**Record set**.

◇ ◇ ◇

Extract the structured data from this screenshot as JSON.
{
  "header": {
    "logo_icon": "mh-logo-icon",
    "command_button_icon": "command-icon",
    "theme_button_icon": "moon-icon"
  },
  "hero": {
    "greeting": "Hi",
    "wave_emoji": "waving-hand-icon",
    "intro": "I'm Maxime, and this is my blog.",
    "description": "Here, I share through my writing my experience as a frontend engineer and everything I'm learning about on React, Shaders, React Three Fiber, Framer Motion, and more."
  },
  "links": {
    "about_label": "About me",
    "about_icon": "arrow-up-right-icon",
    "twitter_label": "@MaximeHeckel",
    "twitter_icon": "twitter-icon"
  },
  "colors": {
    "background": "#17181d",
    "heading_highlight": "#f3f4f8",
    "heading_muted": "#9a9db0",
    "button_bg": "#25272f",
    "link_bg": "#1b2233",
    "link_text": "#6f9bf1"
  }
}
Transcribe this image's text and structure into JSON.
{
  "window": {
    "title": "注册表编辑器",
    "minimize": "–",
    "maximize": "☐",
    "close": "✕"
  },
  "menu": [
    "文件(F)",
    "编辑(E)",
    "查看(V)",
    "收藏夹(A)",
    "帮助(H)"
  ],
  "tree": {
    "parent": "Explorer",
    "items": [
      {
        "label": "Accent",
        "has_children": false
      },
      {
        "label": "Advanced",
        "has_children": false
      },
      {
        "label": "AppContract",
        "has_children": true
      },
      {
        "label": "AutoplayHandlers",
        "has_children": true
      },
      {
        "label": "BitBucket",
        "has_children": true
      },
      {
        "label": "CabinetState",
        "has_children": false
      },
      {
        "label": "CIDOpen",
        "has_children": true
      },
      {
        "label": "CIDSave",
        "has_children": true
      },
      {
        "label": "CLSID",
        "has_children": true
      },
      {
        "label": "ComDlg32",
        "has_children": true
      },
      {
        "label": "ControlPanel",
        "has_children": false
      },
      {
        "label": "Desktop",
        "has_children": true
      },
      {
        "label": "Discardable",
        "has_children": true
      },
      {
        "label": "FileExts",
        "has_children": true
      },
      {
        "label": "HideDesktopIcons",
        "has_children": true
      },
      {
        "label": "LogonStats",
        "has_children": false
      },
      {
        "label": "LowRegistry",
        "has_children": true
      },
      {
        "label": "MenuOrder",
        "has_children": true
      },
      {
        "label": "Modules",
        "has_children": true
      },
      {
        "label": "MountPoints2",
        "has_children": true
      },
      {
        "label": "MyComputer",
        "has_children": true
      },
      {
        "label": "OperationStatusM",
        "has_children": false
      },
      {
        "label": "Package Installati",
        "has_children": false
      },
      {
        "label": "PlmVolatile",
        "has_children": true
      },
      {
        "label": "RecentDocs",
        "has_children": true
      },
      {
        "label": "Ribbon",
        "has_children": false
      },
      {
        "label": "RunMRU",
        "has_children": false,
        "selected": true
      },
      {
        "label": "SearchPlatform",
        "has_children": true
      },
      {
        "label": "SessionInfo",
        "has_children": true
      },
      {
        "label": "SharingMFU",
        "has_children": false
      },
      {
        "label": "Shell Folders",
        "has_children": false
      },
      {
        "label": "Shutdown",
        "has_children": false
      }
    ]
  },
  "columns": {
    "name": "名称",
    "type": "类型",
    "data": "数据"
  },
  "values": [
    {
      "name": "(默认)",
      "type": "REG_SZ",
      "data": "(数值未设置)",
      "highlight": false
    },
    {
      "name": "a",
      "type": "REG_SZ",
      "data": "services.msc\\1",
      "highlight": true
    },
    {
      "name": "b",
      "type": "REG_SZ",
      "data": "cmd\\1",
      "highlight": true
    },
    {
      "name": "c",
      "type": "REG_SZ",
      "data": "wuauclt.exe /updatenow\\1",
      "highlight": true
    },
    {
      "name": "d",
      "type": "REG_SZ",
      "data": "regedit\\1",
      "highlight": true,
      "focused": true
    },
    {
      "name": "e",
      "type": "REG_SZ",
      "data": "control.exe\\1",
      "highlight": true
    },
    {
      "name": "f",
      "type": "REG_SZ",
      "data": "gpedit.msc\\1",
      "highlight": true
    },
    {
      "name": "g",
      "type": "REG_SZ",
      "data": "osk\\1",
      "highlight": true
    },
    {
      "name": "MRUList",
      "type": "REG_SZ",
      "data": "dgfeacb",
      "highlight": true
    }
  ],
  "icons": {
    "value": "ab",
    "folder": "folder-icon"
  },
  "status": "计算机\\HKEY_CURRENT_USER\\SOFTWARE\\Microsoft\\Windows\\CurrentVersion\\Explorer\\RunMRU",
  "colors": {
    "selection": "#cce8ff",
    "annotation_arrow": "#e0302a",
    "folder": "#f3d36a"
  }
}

◇ ◇ ◇

**Written problem**.
Can you give every line above again, exactly as written?

**Solution below**.
Extract the structured data from this screenshot as JSON.
{
  "header": {
    "logo_icon": "mh-logo-icon",
    "command_button_icon": "command-icon",
    "theme_button_icon": "moon-icon"
  },
  "hero": {
    "greeting": "Hi",
    "wave_emoji": "waving-hand-icon",
    "intro": "I'm Maxime, and this is my blog.",
    "description": "Here, I share through my writing my experience as a frontend engineer and everything I'm learning about on React, Shaders, React Three Fiber, Framer Motion, and more."
  },
  "links": {
    "about_label": "About me",
    "about_icon": "arrow-up-right-icon",
    "twitter_label": "@MaximeHeckel",
    "twitter_icon": "twitter-icon"
  },
  "colors": {
    "background": "#17181d",
    "heading_highlight": "#f3f4f8",
    "heading_muted": "#9a9db0",
    "button_bg": "#25272f",
    "link_bg": "#1b2233",
    "link_text": "#6f9bf1"
  }
}
Transcribe this image's text and structure into JSON.
{
  "window": {
    "title": "注册表编辑器",
    "minimize": "–",
    "maximize": "☐",
    "close": "✕"
  },
  "menu": [
    "文件(F)",
    "编辑(E)",
    "查看(V)",
    "收藏夹(A)",
    "帮助(H)"
  ],
  "tree": {
    "parent": "Explorer",
    "items": [
      {
        "label": "Accent",
        "has_children": false
      },
      {
        "label": "Advanced",
        "has_children": false
      },
      {
        "label": "AppContract",
        "has_children": true
      },
      {
        "label": "AutoplayHandlers",
        "has_children": true
      },
      {
        "label": "BitBucket",
        "has_children": true
      },
      {
        "label": "CabinetState",
        "has_children": false
      },
      {
        "label": "CIDOpen",
        "has_children": true
      },
      {
        "label": "CIDSave",
        "has_children": true
      },
      {
        "label": "CLSID",
        "has_children": true
      },
      {
        "label": "ComDlg32",
        "has_children": true
      },
      {
        "label": "ControlPanel",
        "has_children": false
      },
      {
        "label": "Desktop",
        "has_children": true
      },
      {
        "label": "Discardable",
        "has_children": true
      },
      {
        "label": "FileExts",
        "has_children": true
      },
      {
        "label": "HideDesktopIcons",
        "has_children": true
      },
      {
        "label": "LogonStats",
        "has_children": false
      },
      {
        "label": "LowRegistry",
        "has_children": true
      },
      {
        "label": "MenuOrder",
        "has_children": true
      },
      {
        "label": "Modules",
        "has_children": true
      },
      {
        "label": "MountPoints2",
        "has_children": true
      },
      {
        "label": "MyComputer",
        "has_children": true
      },
      {
        "label": "OperationStatusM",
        "has_children": false
      },
      {
        "label": "Package Installati",
        "has_children": false
      },
      {
        "label": "PlmVolatile",
        "has_children": true
      },
      {
        "label": "RecentDocs",
        "has_children": true
      },
      {
        "label": "Ribbon",
        "has_children": false
      },
      {
        "label": "RunMRU",
        "has_children": false,
        "selected": true
      },
      {
        "label": "SearchPlatform",
        "has_children": true
      },
      {
        "label": "SessionInfo",
        "has_children": true
      },
      {
        "label": "SharingMFU",
        "has_children": false
      },
      {
        "label": "Shell Folders",
        "has_children": false
      },
      {
        "label": "Shutdown",
        "has_children": false
      }
    ]
  },
  "columns": {
    "name": "名称",
    "type": "类型",
    "data": "数据"
  },
  "values": [
    {
      "name": "(默认)",
      "type": "REG_SZ",
      "data": "(数值未设置)",
      "highlight": false
    },
    {
      "name": "a",
      "type": "REG_SZ",
      "data": "services.msc\\1",
      "highlight": true
    },
    {
      "name": "b",
      "type": "REG_SZ",
      "data": "cmd\\1",
      "highlight": true
    },
    {
      "name": "c",
      "type": "REG_SZ",
      "data": "wuauclt.exe /updatenow\\1",
      "highlight": true
    },
    {
      "name": "d",
      "type": "REG_SZ",
      "data": "regedit\\1",
      "highlight": true,
      "focused": true
    },
    {
      "name": "e",
      "type": "REG_SZ",
      "data": "control.exe\\1",
      "highlight": true
    },
    {
      "name": "f",
      "type": "REG_SZ",
      "data": "gpedit.msc\\1",
      "highlight": true
    },
    {
      "name": "g",
      "type": "REG_SZ",
      "data": "osk\\1",
      "highlight": true
    },
    {
      "name": "MRUList",
      "type": "REG_SZ",
      "data": "dgfeacb",
      "highlight": true
    }
  ],
  "icons": {
    "value": "ab",
    "folder": "folder-icon"
  },
  "status": "计算机\\HKEY_CURRENT_USER\\SOFTWARE\\Microsoft\\Windows\\CurrentVersion\\Explorer\\RunMRU",
  "colors": {
    "selection": "#cce8ff",
    "annotation_arrow": "#e0302a",
    "folder": "#f3d36a"
  }
}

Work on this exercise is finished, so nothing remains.